Records that describe figures

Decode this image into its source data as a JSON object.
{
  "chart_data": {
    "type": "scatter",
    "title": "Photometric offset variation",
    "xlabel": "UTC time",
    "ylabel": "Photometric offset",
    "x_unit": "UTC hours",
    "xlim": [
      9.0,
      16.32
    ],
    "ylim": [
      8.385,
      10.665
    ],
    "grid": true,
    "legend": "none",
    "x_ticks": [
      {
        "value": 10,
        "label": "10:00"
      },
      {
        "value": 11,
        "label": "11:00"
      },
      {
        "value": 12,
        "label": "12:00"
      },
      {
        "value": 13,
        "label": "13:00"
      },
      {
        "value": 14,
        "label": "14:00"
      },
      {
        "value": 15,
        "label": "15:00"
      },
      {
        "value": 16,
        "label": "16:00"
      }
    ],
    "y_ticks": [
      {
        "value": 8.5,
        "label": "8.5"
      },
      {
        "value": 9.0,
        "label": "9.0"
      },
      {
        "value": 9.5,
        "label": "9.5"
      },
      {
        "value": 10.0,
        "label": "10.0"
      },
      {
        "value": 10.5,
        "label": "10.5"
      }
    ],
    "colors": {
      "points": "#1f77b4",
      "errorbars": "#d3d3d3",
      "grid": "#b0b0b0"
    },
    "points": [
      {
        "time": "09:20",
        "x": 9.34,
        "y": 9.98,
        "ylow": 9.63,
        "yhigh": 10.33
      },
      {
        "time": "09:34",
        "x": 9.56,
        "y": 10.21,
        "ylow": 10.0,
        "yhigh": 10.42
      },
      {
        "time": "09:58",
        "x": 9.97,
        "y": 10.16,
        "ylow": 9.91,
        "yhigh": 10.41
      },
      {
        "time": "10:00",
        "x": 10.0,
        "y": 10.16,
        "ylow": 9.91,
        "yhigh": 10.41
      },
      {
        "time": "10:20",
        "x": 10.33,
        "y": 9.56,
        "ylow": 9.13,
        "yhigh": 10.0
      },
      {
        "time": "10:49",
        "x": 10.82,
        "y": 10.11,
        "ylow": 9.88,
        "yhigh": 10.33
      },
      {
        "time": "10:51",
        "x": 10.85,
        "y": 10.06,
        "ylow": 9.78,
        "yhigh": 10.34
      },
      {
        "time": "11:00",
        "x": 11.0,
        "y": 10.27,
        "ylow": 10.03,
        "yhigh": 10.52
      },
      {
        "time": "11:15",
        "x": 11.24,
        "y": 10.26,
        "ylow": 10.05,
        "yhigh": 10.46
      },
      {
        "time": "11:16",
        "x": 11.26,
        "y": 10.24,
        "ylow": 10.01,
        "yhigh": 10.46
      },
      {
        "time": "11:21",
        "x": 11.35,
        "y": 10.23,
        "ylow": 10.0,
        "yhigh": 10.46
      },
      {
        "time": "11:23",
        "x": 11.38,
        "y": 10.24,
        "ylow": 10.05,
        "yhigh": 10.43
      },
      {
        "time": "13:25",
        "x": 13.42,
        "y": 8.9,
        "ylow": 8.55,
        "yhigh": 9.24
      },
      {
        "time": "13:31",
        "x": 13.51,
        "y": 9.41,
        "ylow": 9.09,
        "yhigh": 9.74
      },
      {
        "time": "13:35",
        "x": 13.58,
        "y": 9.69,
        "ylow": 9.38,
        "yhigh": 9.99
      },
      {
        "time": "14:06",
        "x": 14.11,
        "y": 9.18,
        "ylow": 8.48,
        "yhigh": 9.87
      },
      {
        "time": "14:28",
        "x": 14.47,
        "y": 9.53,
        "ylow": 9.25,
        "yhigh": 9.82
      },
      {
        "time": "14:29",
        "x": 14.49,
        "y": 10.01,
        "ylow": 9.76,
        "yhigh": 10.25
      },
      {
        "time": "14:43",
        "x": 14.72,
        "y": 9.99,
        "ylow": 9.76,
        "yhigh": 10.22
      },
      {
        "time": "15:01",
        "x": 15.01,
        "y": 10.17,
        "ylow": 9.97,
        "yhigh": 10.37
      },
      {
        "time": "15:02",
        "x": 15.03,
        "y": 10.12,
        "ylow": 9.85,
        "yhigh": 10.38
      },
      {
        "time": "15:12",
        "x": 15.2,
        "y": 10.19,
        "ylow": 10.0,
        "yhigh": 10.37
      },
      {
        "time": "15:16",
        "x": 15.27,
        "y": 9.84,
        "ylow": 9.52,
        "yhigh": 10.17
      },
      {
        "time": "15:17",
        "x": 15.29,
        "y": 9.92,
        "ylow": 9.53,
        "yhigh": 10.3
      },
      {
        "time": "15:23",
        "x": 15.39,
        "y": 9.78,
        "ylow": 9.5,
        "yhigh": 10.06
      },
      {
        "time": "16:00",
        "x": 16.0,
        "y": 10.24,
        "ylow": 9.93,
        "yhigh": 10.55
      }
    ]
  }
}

Task directions
Print out every record again, exactly and in full.

Answer to the task
Decode this image into its source data as a JSON object.
{
  "chart_data": {
    "type": "scatter",
    "title": "Photometric offset variation",
    "xlabel": "UTC time",
    "ylabel": "Photometric offset",
    "x_unit": "UTC hours",
    "xlim": [
      9.0,
      16.32
    ],
    "ylim": [
      8.385,
      10.665
    ],
    "grid": true,
    "legend": "none",
    "x_ticks": [
      {
        "value": 10,
        "label": "10:00"
      },
      {
        "value": 11,
        "label": "11:00"
      },
      {
        "value": 12,
        "label": "12:00"
      },
      {
        "value": 13,
        "label": "13:00"
      },
      {
        "value": 14,
        "label": "14:00"
      },
      {
        "value": 15,
        "label": "15:00"
      },
      {
        "value": 16,
        "label": "16:00"
      }
    ],
    "y_ticks": [
      {
        "value": 8.5,
        "label": "8.5"
      },
      {
        "value": 9.0,
        "label": "9.0"
      },
      {
        "value": 9.5,
        "label": "9.5"
      },
      {
        "value": 10.0,
        "label": "10.0"
      },
      {
        "value": 10.5,
        "label": "10.5"
      }
    ],
    "colors": {
      "points": "#1f77b4",
      "errorbars": "#d3d3d3",
      "grid": "#b0b0b0"
    },
    "points": [
      {
        "time": "09:20",
        "x": 9.34,
        "y": 9.98,
        "ylow": 9.63,
        "yhigh": 10.33
      },
      {
        "time": "09:34",
        "x": 9.56,
        "y": 10.21,
        "ylow": 10.0,
        "yhigh": 10.42
      },
      {
        "time": "09:58",
        "x": 9.97,
        "y": 10.16,
        "ylow": 9.91,
        "yhigh": 10.41
      },
      {
        "time": "10:00",
        "x": 10.0,
        "y": 10.16,
        "ylow": 9.91,
        "yhigh": 10.41
      },
      {
        "time": "10:20",
        "x": 10.33,
        "y": 9.56,
        "ylow": 9.13,
        "yhigh": 10.0
      },
      {
        "time": "10:49",
        "x": 10.82,
        "y": 10.11,
        "ylow": 9.88,
        "yhigh": 10.33
      },
      {
        "time": "10:51",
        "x": 10.85,
        "y": 10.06,
        "ylow": 9.78,
        "yhigh": 10.34
      },
      {
        "time": "11:00",
        "x": 11.0,
        "y": 10.27,
        "ylow": 10.03,
        "yhigh": 10.52
      },
      {
        "time": "11:15",
        "x": 11.24,
        "y": 10.26,
        "ylow": 10.05,
        "yhigh": 10.46
      },
      {
        "time": "11:16",
        "x": 11.26,
        "y": 10.24,
        "ylow": 10.01,
        "yhigh": 10.46
      },
      {
        "time": "11:21",
        "x": 11.35,
        "y": 10.23,
        "ylow": 10.0,
        "yhigh": 10.46
      },
      {
        "time": "11:23",
        "x": 11.38,
        "y": 10.24,
        "ylow": 10.05,
        "yhigh": 10.43
      },
      {
        "time": "13:25",
        "x": 13.42,
        "y": 8.9,
        "ylow": 8.55,
        "yhigh": 9.24
      },
      {
        "time": "13:31",
        "x": 13.51,
        "y": 9.41,
        "ylow": 9.09,
        "yhigh": 9.74
      },
      {
        "time": "13:35",
        "x": 13.58,
        "y": 9.69,
        "ylow": 9.38,
        "yhigh": 9.99
      },
      {
        "time": "14:06",
        "x": 14.11,
        "y": 9.18,
        "ylow": 8.48,
        "yhigh": 9.87
      },
      {
        "time": "14:28",
        "x": 14.47,
        "y": 9.53,
        "ylow": 9.25,
        "yhigh": 9.82
      },
      {
        "time": "14:29",
        "x": 14.49,
        "y": 10.01,
        "ylow": 9.76,
        "yhigh": 10.25
      },
      {
        "time": "14:43",
        "x": 14.72,
        "y": 9.99,
        "ylow": 9.76,
        "yhigh": 10.22
      },
      {
        "time": "15:01",
        "x": 15.01,
        "y": 10.17,
        "ylow": 9.97,
        "yhigh": 10.37
      },
      {
        "time": "15:02",
        "x": 15.03,
        "y": 10.12,
        "ylow": 9.85,
        "yhigh": 10.38
      },
      {
        "time": "15:12",
        "x": 15.2,
        "y": 10.19,
        "ylow": 10.0,
        "yhigh": 10.37
      },
      {
        "time": "15:16",
        "x": 15.27,
        "y": 9.84,
        "ylow": 9.52,
        "yhigh": 10.17
      },
      {
        "time": "15:17",
        "x": 15.29,
        "y": 9.92,
        "ylow": 9.53,
        "yhigh": 10.3
      },
      {
        "time": "15:23",
        "x": 15.39,
        "y": 9.78,
        "ylow": 9.5,
        "yhigh": 10.06
      },
      {
        "time": "16:00",
        "x": 16.0,
        "y": 10.24,
        "ylow": 9.93,
        "yhigh": 10.55
      }
    ]
  }
}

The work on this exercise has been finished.